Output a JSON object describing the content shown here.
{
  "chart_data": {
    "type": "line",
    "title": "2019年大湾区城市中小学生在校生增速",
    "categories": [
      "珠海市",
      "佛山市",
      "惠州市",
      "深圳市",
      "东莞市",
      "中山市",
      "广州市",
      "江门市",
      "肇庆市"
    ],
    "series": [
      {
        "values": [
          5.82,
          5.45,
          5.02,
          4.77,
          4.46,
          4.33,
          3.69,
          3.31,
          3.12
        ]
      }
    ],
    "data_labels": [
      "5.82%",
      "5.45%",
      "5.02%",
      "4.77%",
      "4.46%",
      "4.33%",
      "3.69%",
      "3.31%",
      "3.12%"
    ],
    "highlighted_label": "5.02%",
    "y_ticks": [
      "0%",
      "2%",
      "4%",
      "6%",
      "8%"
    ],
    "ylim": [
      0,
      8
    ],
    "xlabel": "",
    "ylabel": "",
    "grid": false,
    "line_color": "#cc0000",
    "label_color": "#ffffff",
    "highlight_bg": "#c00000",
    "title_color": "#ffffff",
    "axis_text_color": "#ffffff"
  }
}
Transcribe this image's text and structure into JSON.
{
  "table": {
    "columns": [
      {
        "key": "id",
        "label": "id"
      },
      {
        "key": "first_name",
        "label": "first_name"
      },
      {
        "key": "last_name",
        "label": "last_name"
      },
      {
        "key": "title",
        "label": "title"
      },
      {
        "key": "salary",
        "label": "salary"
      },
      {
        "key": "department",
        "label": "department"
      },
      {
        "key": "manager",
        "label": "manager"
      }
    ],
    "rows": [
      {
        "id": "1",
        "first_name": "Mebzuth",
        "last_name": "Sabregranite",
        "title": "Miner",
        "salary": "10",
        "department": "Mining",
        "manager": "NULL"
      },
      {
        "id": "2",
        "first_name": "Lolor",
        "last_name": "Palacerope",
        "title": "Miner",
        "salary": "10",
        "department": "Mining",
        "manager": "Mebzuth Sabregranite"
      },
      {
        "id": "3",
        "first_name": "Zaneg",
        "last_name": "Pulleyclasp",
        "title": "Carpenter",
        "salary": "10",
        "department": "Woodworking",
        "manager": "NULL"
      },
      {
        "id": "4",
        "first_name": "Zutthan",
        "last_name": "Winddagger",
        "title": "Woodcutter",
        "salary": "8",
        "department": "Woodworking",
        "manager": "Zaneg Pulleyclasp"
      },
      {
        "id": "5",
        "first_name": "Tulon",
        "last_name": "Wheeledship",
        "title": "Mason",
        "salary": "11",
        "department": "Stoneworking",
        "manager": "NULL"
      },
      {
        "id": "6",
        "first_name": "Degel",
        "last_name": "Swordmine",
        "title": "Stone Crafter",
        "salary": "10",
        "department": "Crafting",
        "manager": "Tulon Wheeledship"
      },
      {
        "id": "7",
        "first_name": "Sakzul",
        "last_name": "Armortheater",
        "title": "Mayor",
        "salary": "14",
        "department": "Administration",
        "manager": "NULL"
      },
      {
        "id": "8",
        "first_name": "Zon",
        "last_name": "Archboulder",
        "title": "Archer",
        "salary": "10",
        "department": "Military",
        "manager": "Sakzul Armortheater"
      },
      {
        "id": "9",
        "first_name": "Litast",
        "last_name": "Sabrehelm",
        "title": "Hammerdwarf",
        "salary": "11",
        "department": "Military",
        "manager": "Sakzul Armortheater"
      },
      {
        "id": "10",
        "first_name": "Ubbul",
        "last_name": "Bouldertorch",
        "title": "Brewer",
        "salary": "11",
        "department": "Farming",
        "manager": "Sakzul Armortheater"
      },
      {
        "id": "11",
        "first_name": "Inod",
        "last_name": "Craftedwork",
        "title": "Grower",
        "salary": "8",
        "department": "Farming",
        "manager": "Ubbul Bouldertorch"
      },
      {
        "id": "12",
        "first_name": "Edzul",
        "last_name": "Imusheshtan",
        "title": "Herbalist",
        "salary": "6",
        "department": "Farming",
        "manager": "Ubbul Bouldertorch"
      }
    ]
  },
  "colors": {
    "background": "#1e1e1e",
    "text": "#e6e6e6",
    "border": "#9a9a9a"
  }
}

◆ WHAT IS BEING ASKED: Write out all the entries exactly.

◆ FINISHED EXERCISE:
Output a JSON object describing the content shown here.
{
  "chart_data": {
    "type": "line",
    "title": "2019年大湾区城市中小学生在校生增速",
    "categories": [
      "珠海市",
      "佛山市",
      "惠州市",
      "深圳市",
      "东莞市",
      "中山市",
      "广州市",
      "江门市",
      "肇庆市"
    ],
    "series": [
      {
        "values": [
          5.82,
          5.45,
          5.02,
          4.77,
          4.46,
          4.33,
          3.69,
          3.31,
          3.12
        ]
      }
    ],
    "data_labels": [
      "5.82%",
      "5.45%",
      "5.02%",
      "4.77%",
      "4.46%",
      "4.33%",
      "3.69%",
      "3.31%",
      "3.12%"
    ],
    "highlighted_label": "5.02%",
    "y_ticks": [
      "0%",
      "2%",
      "4%",
      "6%",
      "8%"
    ],
    "ylim": [
      0,
      8
    ],
    "xlabel": "",
    "ylabel": "",
    "grid": false,
    "line_color": "#cc0000",
    "label_color": "#ffffff",
    "highlight_bg": "#c00000",
    "title_color": "#ffffff",
    "axis_text_color": "#ffffff"
  }
}
Transcribe this image's text and structure into JSON.
{
  "table": {
    "columns": [
      {
        "key": "id",
        "label": "id"
      },
      {
        "key": "first_name",
        "label": "first_name"
      },
      {
        "key": "last_name",
        "label": "last_name"
      },
      {
        "key": "title",
        "label": "title"
      },
      {
        "key": "salary",
        "label": "salary"
      },
      {
        "key": "department",
        "label": "department"
      },
      {
        "key": "manager",
        "label": "manager"
      }
    ],
    "rows": [
      {
        "id": "1",
        "first_name": "Mebzuth",
        "last_name": "Sabregranite",
        "title": "Miner",
        "salary": "10",
        "department": "Mining",
        "manager": "NULL"
      },
      {
        "id": "2",
        "first_name": "Lolor",
        "last_name": "Palacerope",
        "title": "Miner",
        "salary": "10",
        "department": "Mining",
        "manager": "Mebzuth Sabregranite"
      },
      {
        "id": "3",
        "first_name": "Zaneg",
        "last_name": "Pulleyclasp",
        "title": "Carpenter",
        "salary": "10",
        "department": "Woodworking",
        "manager": "NULL"
      },
      {
        "id": "4",
        "first_name": "Zutthan",
        "last_name": "Winddagger",
        "title": "Woodcutter",
        "salary": "8",
        "department": "Woodworking",
        "manager": "Zaneg Pulleyclasp"
      },
      {
        "id": "5",
        "first_name": "Tulon",
        "last_name": "Wheeledship",
        "title": "Mason",
        "salary": "11",
        "department": "Stoneworking",
        "manager": "NULL"
      },
      {
        "id": "6",
        "first_name": "Degel",
        "last_name": "Swordmine",
        "title": "Stone Crafter",
        "salary": "10",
        "department": "Crafting",
        "manager": "Tulon Wheeledship"
      },
      {
        "id": "7",
        "first_name": "Sakzul",
        "last_name": "Armortheater",
        "title": "Mayor",
        "salary": "14",
        "department": "Administration",
        "manager": "NULL"
      },
      {
        "id": "8",
        "first_name": "Zon",
        "last_name": "Archboulder",
        "title": "Archer",
        "salary": "10",
        "department": "Military",
        "manager": "Sakzul Armortheater"
      },
      {
        "id": "9",
        "first_name": "Litast",
        "last_name": "Sabrehelm",
        "title": "Hammerdwarf",
        "salary": "11",
        "department": "Military",
        "manager": "Sakzul Armortheater"
      },
      {
        "id": "10",
        "first_name": "Ubbul",
        "last_name": "Bouldertorch",
        "title": "Brewer",
        "salary": "11",
        "department": "Farming",
        "manager": "Sakzul Armortheater"
      },
      {
        "id": "11",
        "first_name": "Inod",
        "last_name": "Craftedwork",
        "title": "Grower",
        "salary": "8",
        "department": "Farming",
        "manager": "Ubbul Bouldertorch"
      },
      {
        "id": "12",
        "first_name": "Edzul",
        "last_name": "Imusheshtan",
        "title": "Herbalist",
        "salary": "6",
        "department": "Farming",
        "manager": "Ubbul Bouldertorch"
      }
    ]
  },
  "colors": {
    "background": "#1e1e1e",
    "text": "#e6e6e6",
    "border": "#9a9a9a"
  }
}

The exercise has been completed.